## Written task
Render every entry verbatim.
******************************
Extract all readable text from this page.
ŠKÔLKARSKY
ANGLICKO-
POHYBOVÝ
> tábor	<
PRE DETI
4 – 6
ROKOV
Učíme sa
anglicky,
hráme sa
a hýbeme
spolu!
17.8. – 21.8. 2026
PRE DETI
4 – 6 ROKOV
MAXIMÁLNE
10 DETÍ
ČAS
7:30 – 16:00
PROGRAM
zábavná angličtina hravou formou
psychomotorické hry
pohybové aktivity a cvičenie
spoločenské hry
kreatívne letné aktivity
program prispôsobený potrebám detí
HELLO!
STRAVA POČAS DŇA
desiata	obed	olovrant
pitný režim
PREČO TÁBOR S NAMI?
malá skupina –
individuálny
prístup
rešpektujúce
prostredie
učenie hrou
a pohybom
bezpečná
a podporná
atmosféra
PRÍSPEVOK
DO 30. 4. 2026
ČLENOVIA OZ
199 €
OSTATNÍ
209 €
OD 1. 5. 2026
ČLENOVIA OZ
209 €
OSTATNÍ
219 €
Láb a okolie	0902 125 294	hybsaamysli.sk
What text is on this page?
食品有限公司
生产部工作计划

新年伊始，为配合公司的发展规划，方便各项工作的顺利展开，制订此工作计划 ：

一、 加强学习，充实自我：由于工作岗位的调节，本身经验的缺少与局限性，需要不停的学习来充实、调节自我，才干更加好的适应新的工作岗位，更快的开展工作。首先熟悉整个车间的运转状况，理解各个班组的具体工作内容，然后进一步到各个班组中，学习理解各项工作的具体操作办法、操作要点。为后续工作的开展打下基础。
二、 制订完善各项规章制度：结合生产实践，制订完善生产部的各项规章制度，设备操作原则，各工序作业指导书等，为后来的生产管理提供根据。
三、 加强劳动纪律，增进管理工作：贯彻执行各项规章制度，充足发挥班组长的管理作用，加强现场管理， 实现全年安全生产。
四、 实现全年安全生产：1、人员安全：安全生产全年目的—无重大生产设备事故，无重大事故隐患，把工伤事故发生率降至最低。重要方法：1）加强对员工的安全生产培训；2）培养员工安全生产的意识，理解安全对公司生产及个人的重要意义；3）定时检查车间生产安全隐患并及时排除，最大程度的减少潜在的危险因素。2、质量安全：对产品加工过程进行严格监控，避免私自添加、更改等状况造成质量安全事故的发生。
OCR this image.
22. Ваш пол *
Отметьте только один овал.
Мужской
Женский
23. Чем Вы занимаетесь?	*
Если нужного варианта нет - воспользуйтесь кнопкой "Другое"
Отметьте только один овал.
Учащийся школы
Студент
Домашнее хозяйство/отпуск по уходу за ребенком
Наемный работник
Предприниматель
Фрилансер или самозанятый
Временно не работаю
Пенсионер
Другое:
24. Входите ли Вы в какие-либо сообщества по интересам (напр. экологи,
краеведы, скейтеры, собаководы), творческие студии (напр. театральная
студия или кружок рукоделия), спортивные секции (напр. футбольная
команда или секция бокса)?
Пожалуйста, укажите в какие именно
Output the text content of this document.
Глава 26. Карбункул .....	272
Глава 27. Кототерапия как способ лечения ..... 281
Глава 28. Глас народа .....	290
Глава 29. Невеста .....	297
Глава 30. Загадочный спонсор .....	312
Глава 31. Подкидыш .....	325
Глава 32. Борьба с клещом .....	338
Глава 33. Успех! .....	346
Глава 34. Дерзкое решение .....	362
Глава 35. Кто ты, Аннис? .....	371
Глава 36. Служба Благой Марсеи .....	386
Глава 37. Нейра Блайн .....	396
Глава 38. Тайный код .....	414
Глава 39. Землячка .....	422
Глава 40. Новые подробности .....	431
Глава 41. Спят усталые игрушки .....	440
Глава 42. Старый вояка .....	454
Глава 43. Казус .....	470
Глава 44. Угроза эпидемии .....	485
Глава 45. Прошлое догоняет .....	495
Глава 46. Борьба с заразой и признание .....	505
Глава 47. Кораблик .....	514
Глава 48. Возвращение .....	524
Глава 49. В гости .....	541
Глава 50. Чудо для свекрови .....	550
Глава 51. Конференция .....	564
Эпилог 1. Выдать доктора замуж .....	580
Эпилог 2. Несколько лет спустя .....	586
******************************
## Result
Extract all readable text from this page.
ŠKÔLKARSKY
ANGLICKO-
POHYBOVÝ
> tábor	<
PRE DETI
4 – 6
ROKOV
Učíme sa
anglicky,
hráme sa
a hýbeme
spolu!
17.8. – 21.8. 2026
PRE DETI
4 – 6 ROKOV
MAXIMÁLNE
10 DETÍ
ČAS
7:30 – 16:00
PROGRAM
zábavná angličtina hravou formou
psychomotorické hry
pohybové aktivity a cvičenie
spoločenské hry
kreatívne letné aktivity
program prispôsobený potrebám detí
HELLO!
STRAVA POČAS DŇA
desiata	obed	olovrant
pitný režim
PREČO TÁBOR S NAMI?
malá skupina –
individuálny
prístup
rešpektujúce
prostredie
učenie hrou
a pohybom
bezpečná
a podporná
atmosféra
PRÍSPEVOK
DO 30. 4. 2026
ČLENOVIA OZ
199 €
OSTATNÍ
209 €
OD 1. 5. 2026
ČLENOVIA OZ
209 €
OSTATNÍ
219 €
Láb a okolie	0902 125 294	hybsaamysli.sk
What text is on this page?
食品有限公司
生产部工作计划

新年伊始，为配合公司的发展规划，方便各项工作的顺利展开，制订此工作计划 ：

一、 加强学习，充实自我：由于工作岗位的调节，本身经验的缺少与局限性，需要不停的学习来充实、调节自我，才干更加好的适应新的工作岗位，更快的开展工作。首先熟悉整个车间的运转状况，理解各个班组的具体工作内容，然后进一步到各个班组中，学习理解各项工作的具体操作办法、操作要点。为后续工作的开展打下基础。
二、 制订完善各项规章制度：结合生产实践，制订完善生产部的各项规章制度，设备操作原则，各工序作业指导书等，为后来的生产管理提供根据。
三、 加强劳动纪律，增进管理工作：贯彻执行各项规章制度，充足发挥班组长的管理作用，加强现场管理， 实现全年安全生产。
四、 实现全年安全生产：1、人员安全：安全生产全年目的—无重大生产设备事故，无重大事故隐患，把工伤事故发生率降至最低。重要方法：1）加强对员工的安全生产培训；2）培养员工安全生产的意识，理解安全对公司生产及个人的重要意义；3）定时检查车间生产安全隐患并及时排除，最大程度的减少潜在的危险因素。2、质量安全：对产品加工过程进行严格监控，避免私自添加、更改等状况造成质量安全事故的发生。
OCR this image.
22. Ваш пол *
Отметьте только один овал.
Мужской
Женский
23. Чем Вы занимаетесь?	*
Если нужного варианта нет - воспользуйтесь кнопкой "Другое"
Отметьте только один овал.
Учащийся школы
Студент
Домашнее хозяйство/отпуск по уходу за ребенком
Наемный работник
Предприниматель
Фрилансер или самозанятый
Временно не работаю
Пенсионер
Другое:
24. Входите ли Вы в какие-либо сообщества по интересам (напр. экологи,
краеведы, скейтеры, собаководы), творческие студии (напр. театральная
студия или кружок рукоделия), спортивные секции (напр. футбольная
команда или секция бокса)?
Пожалуйста, укажите в какие именно
Output the text content of this document.
Глава 26. Карбункул .....	272
Глава 27. Кототерапия как способ лечения ..... 281
Глава 28. Глас народа .....	290
Глава 29. Невеста .....	297
Глава 30. Загадочный спонсор .....	312
Глава 31. Подкидыш .....	325
Глава 32. Борьба с клещом .....	338
Глава 33. Успех! .....	346
Глава 34. Дерзкое решение .....	362
Глава 35. Кто ты, Аннис? .....	371
Глава 36. Служба Благой Марсеи .....	386
Глава 37. Нейра Блайн .....	396
Глава 38. Тайный код .....	414
Глава 39. Землячка .....	422
Глава 40. Новые подробности .....	431
Глава 41. Спят усталые игрушки .....	440
Глава 42. Старый вояка .....	454
Глава 43. Казус .....	470
Глава 44. Угроза эпидемии .....	485
Глава 45. Прошлое догоняет .....	495
Глава 46. Борьба с заразой и признание .....	505
Глава 47. Кораблик .....	514
Глава 48. Возвращение .....	524
Глава 49. В гости .....	541
Глава 50. Чудо для свекрови .....	550
Глава 51. Конференция .....	564
Эпилог 1. Выдать доктора замуж .....	580
Эпилог 2. Несколько лет спустя .....	586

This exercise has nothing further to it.